(Dataset entries)
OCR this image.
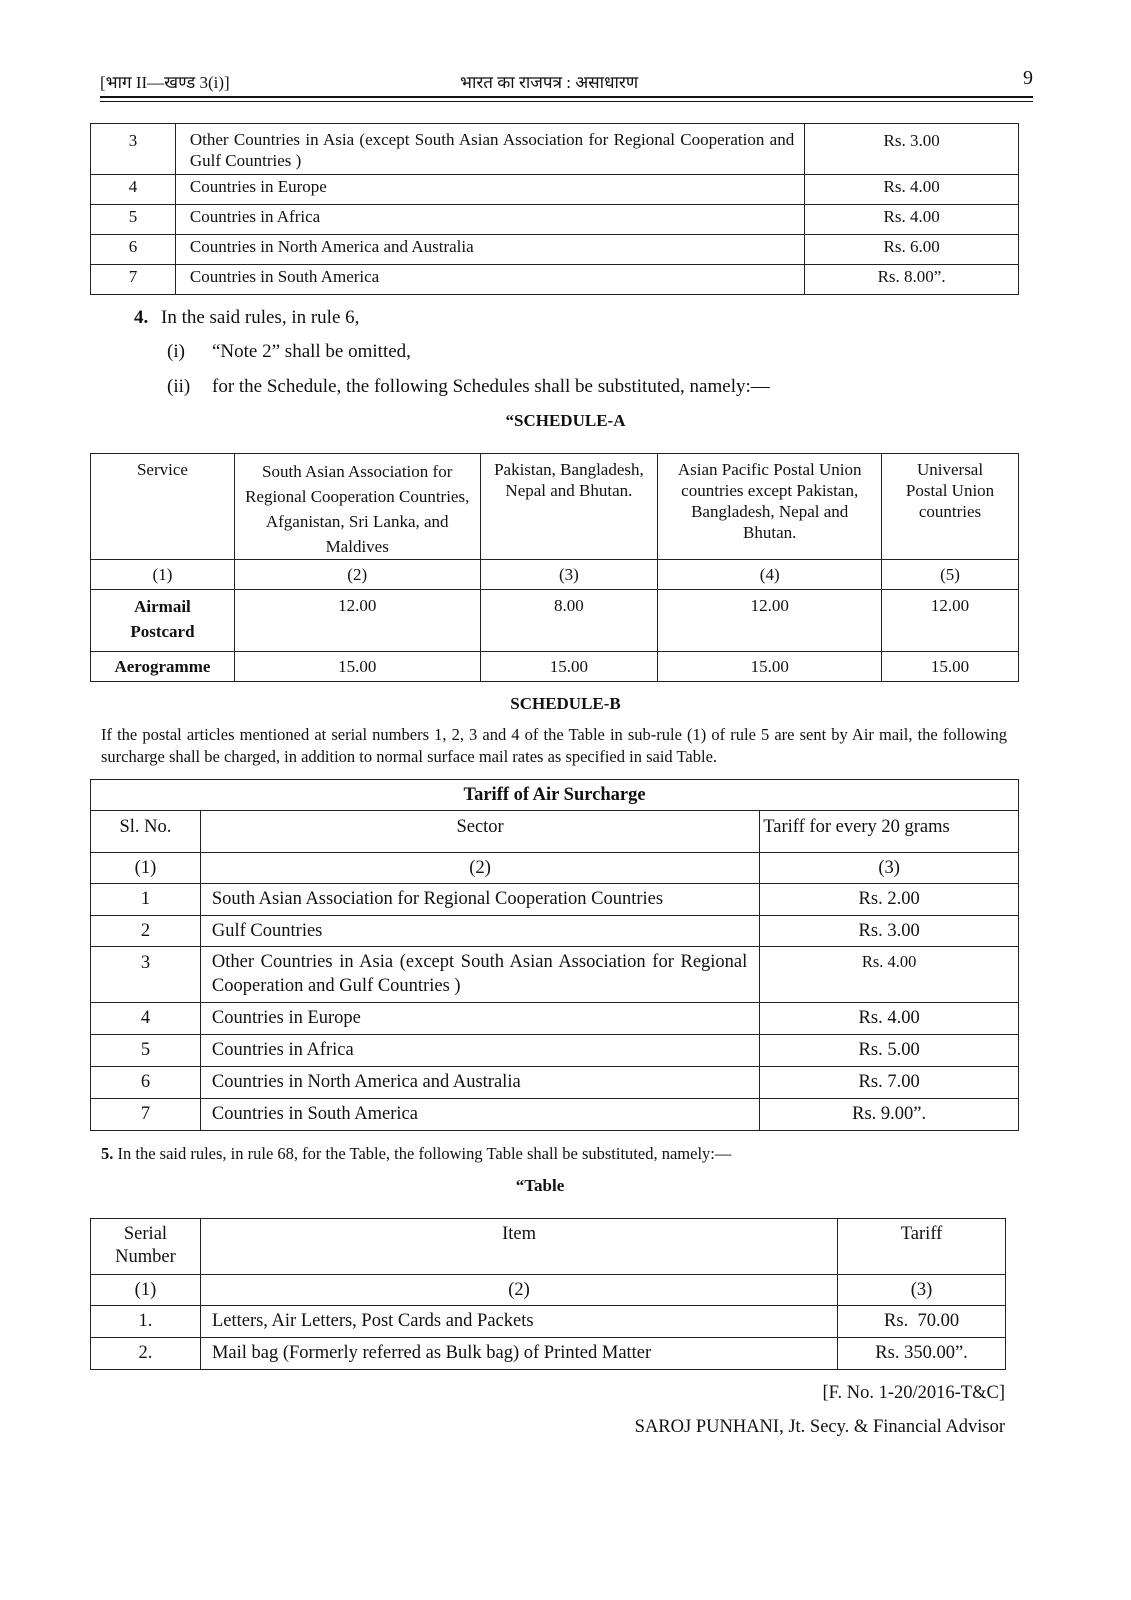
[भाग II—खण्ड 3(i)]	भारत का राजपत्र : असाधारण	9
3	Other Countries in Asia (except South Asian Association for Regional Cooperation and Gulf Countries )	Rs. 3.00
4	Countries in Europe	Rs. 4.00
5	Countries in Africa	Rs. 4.00
6	Countries in North America and Australia	Rs. 6.00
7	Countries in South America	Rs. 8.00”.
4. In the said rules, in rule 6,
(i) “Note 2” shall be omitted,
(ii) for the Schedule, the following Schedules shall be substituted, namely:—
“SCHEDULE-A
Service	South Asian Association for Regional Cooperation Countries, Afganistan, Sri Lanka, and Maldives	Pakistan, Bangladesh, Nepal and Bhutan.	Asian Pacific Postal Union countries except Pakistan, Bangladesh, Nepal and Bhutan.	Universal Postal Union countries
(1)	(2)	(3)	(4)	(5)
Airmail Postcard	12.00	8.00	12.00	12.00
Aerogramme	15.00	15.00	15.00	15.00
SCHEDULE-B
If the postal articles mentioned at serial numbers 1, 2, 3 and 4 of the Table in sub-rule (1) of rule 5 are sent by Air mail, the following surcharge shall be charged, in addition to normal surface mail rates as specified in said Table.
Tariff of Air Surcharge		
Sl. No.	Sector	Tariff for every 20 grams
(1)	(2)	(3)
1	South Asian Association for Regional Cooperation Countries	Rs. 2.00
2	Gulf Countries	Rs. 3.00
3	Other Countries in Asia (except South Asian Association for Regional Cooperation and Gulf Countries )	Rs. 4.00
4	Countries in Europe	Rs. 4.00
5	Countries in Africa	Rs. 5.00
6	Countries in North America and Australia	Rs. 7.00
7	Countries in South America	Rs. 9.00”.
5. In the said rules, in rule 68, for the Table, the following Table shall be substituted, namely:—
“Table
Serial Number	Item	Tariff
(1)	(2)	(3)
1.	Letters, Air Letters, Post Cards and Packets	Rs.  70.00
2.	Mail bag (Formerly referred as Bulk bag) of Printed Matter	Rs. 350.00”.
[F. No. 1-20/2016-T&C]
SAROJ PUNHANI, Jt. Secy. & Financial Advisor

= WORK REQUIRED =
From the material above, count the lines that include "Australia" and give only the total.

= REPLY TO THE EXERCISE =
2